(Extracted data entries)
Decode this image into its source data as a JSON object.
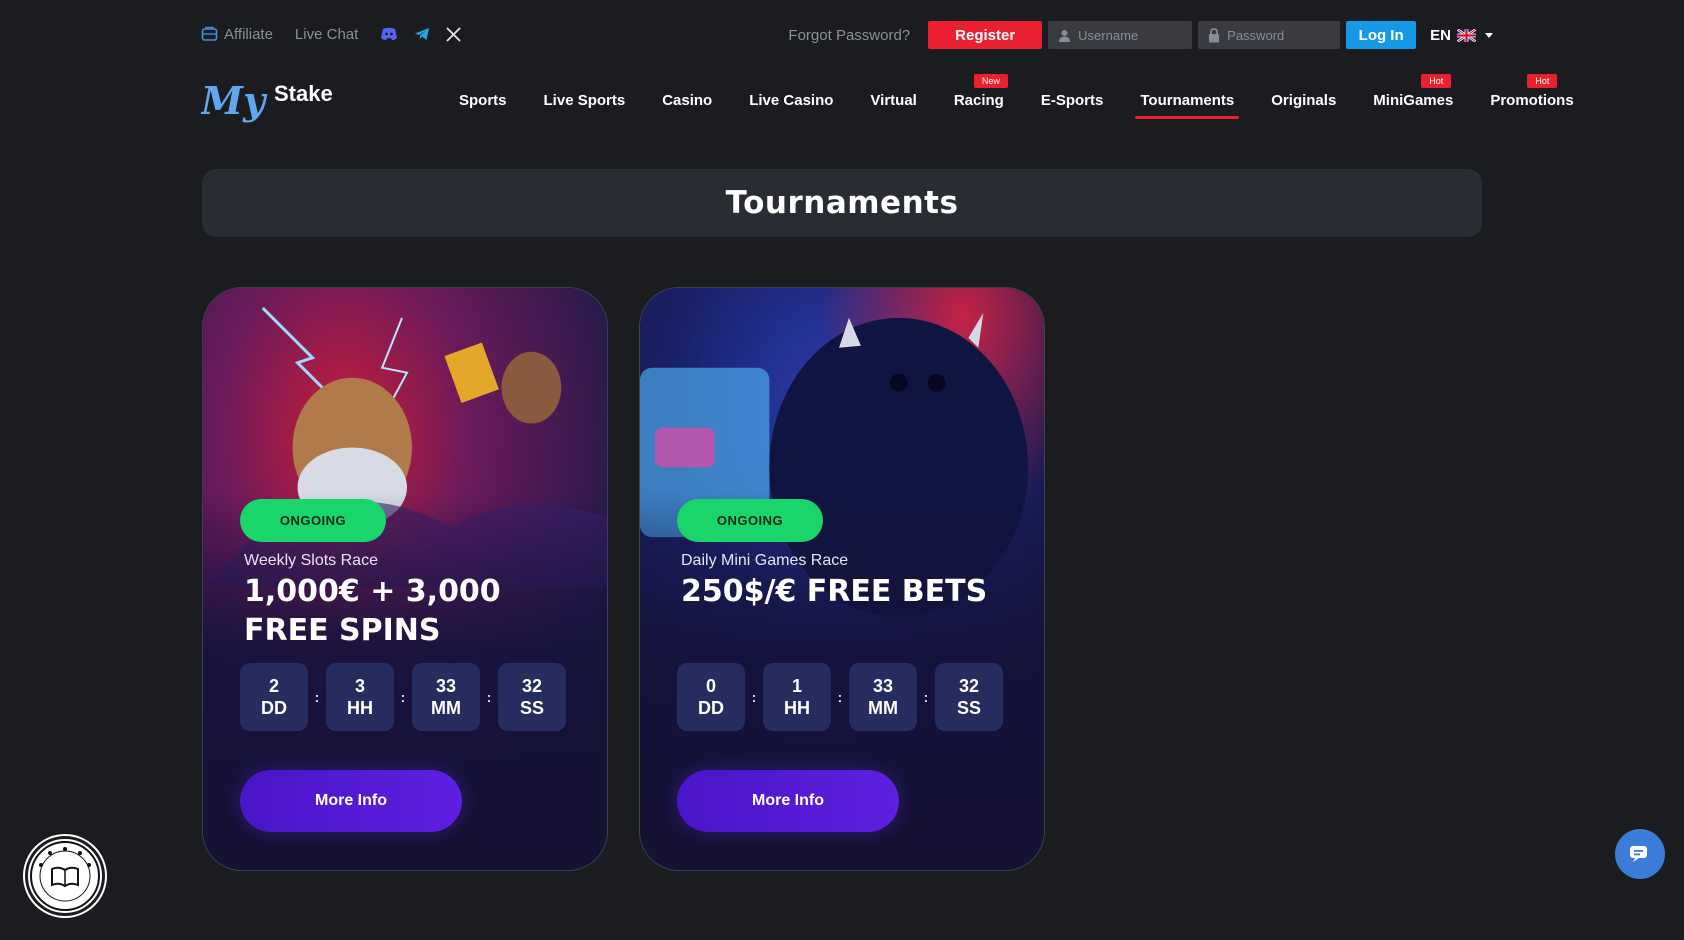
{
  "topbar": {
    "affiliate": "Affiliate",
    "live_chat": "Live Chat",
    "forgot_password": "Forgot Password?",
    "register": "Register",
    "username_placeholder": "Username",
    "password_placeholder": "Password",
    "login": "Log In",
    "language": "EN"
  },
  "logo": {
    "script": "My",
    "word": "Stake"
  },
  "nav": [
    {
      "label": "Sports"
    },
    {
      "label": "Live Sports"
    },
    {
      "label": "Casino"
    },
    {
      "label": "Live Casino"
    },
    {
      "label": "Virtual"
    },
    {
      "label": "Racing",
      "badge": "New"
    },
    {
      "label": "E-Sports"
    },
    {
      "label": "Tournaments",
      "active": true
    },
    {
      "label": "Originals"
    },
    {
      "label": "MiniGames",
      "badge": "Hot"
    },
    {
      "label": "Promotions",
      "badge": "Hot"
    }
  ],
  "page_title": "Tournaments",
  "cards": [
    {
      "status": "ONGOING",
      "subtitle": "Weekly Slots Race",
      "prize": "1,000€ + 3,000 FREE SPINS",
      "countdown": [
        {
          "value": "2",
          "unit": "DD"
        },
        {
          "value": "3",
          "unit": "HH"
        },
        {
          "value": "33",
          "unit": "MM"
        },
        {
          "value": "32",
          "unit": "SS"
        }
      ],
      "button": "More Info"
    },
    {
      "status": "ONGOING",
      "subtitle": "Daily Mini Games Race",
      "prize": "250$/€ FREE BETS",
      "countdown": [
        {
          "value": "0",
          "unit": "DD"
        },
        {
          "value": "1",
          "unit": "HH"
        },
        {
          "value": "33",
          "unit": "MM"
        },
        {
          "value": "32",
          "unit": "SS"
        }
      ],
      "button": "More Info"
    }
  ],
  "colors": {
    "background": "#1b1c20",
    "accent_red": "#e8202f",
    "login_blue": "#1598e6",
    "status_green": "#1ad66a",
    "button_purple": "#4a15c8"
  },
  "icons": [
    "affiliate-icon",
    "discord-icon",
    "telegram-icon",
    "x-icon",
    "user-icon",
    "lock-icon",
    "uk-flag-icon",
    "book-of-bonus-badge",
    "chat-icon"
  ]
}
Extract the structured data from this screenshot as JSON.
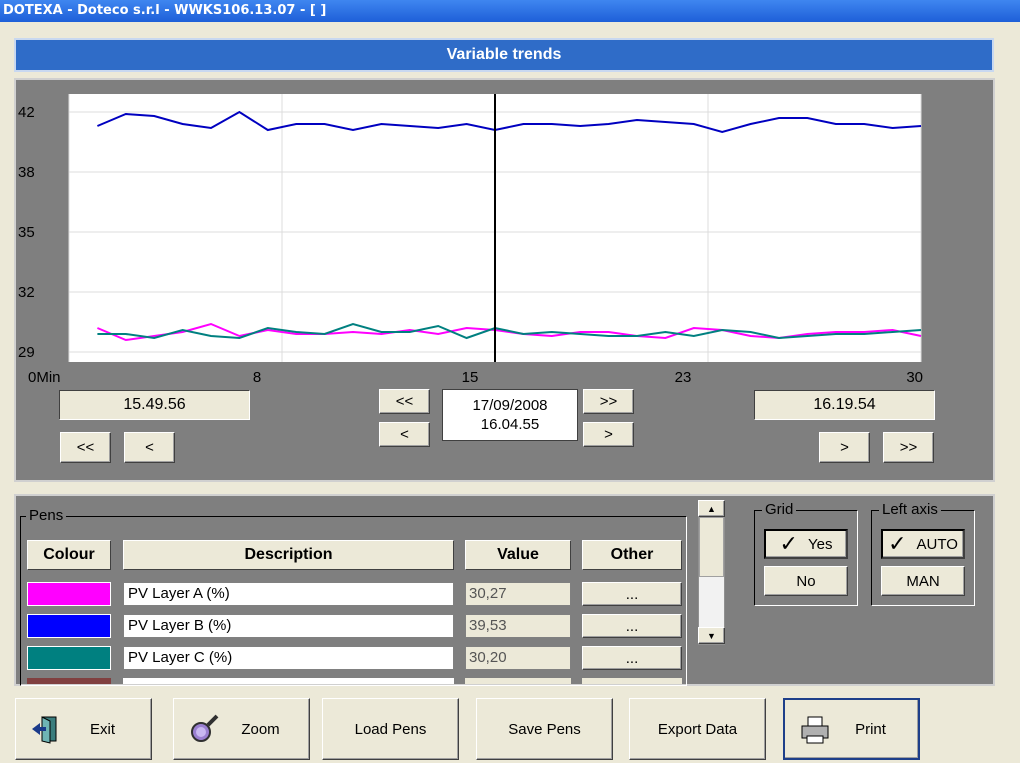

# PROBLEM STATEMENT:
All records should be output exactly, with the pictures left out.

# OUTPUT FOR THIS EXERCISE:
Decode this image into its source data as a JSON object.
{
  "topbar": {
    "affiliate": "Affiliate",
    "live_chat": "Live Chat",
    "forgot_password": "Forgot Password?",
    "register": "Register",
    "username_placeholder": "Username",
    "password_placeholder": "Password",
    "login": "Log In",
    "language": "EN"
  },
  "logo": {
    "script": "My",
    "word": "Stake"
  },
  "nav": [
    {
      "label": "Sports"
    },
    {
      "label": "Live Sports"
    },
    {
      "label": "Casino"
    },
    {
      "label": "Live Casino"
    },
    {
      "label": "Virtual"
    },
    {
      "label": "Racing",
      "badge": "New"
    },
    {
      "label": "E-Sports"
    },
    {
      "label": "Tournaments",
      "active": true
    },
    {
      "label": "Originals"
    },
    {
      "label": "MiniGames",
      "badge": "Hot"
    },
    {
      "label": "Promotions",
      "badge": "Hot"
    }
  ],
  "page_title": "Tournaments",
  "cards": [
    {
      "status": "ONGOING",
      "subtitle": "Weekly Slots Race",
      "prize": "1,000€ + 3,000 FREE SPINS",
      "countdown": [
        {
          "value": "2",
          "unit": "DD"
        },
        {
          "value": "3",
          "unit": "HH"
        },
        {
          "value": "33",
          "unit": "MM"
        },
        {
          "value": "32",
          "unit": "SS"
        }
      ],
      "button": "More Info"
    },
    {
      "status": "ONGOING",
      "subtitle": "Daily Mini Games Race",
      "prize": "250$/€ FREE BETS",
      "countdown": [
        {
          "value": "0",
          "unit": "DD"
        },
        {
          "value": "1",
          "unit": "HH"
        },
        {
          "value": "33",
          "unit": "MM"
        },
        {
          "value": "32",
          "unit": "SS"
        }
      ],
      "button": "More Info"
    }
  ],
  "colors": {
    "background": "#1b1c20",
    "accent_red": "#e8202f",
    "login_blue": "#1598e6",
    "status_green": "#1ad66a",
    "button_purple": "#4a15c8"
  },
  "icons": [
    "affiliate-icon",
    "discord-icon",
    "telegram-icon",
    "x-icon",
    "user-icon",
    "lock-icon",
    "uk-flag-icon",
    "book-of-bonus-badge",
    "chat-icon"
  ]
}
Extract the structured data from this screenshot as JSON.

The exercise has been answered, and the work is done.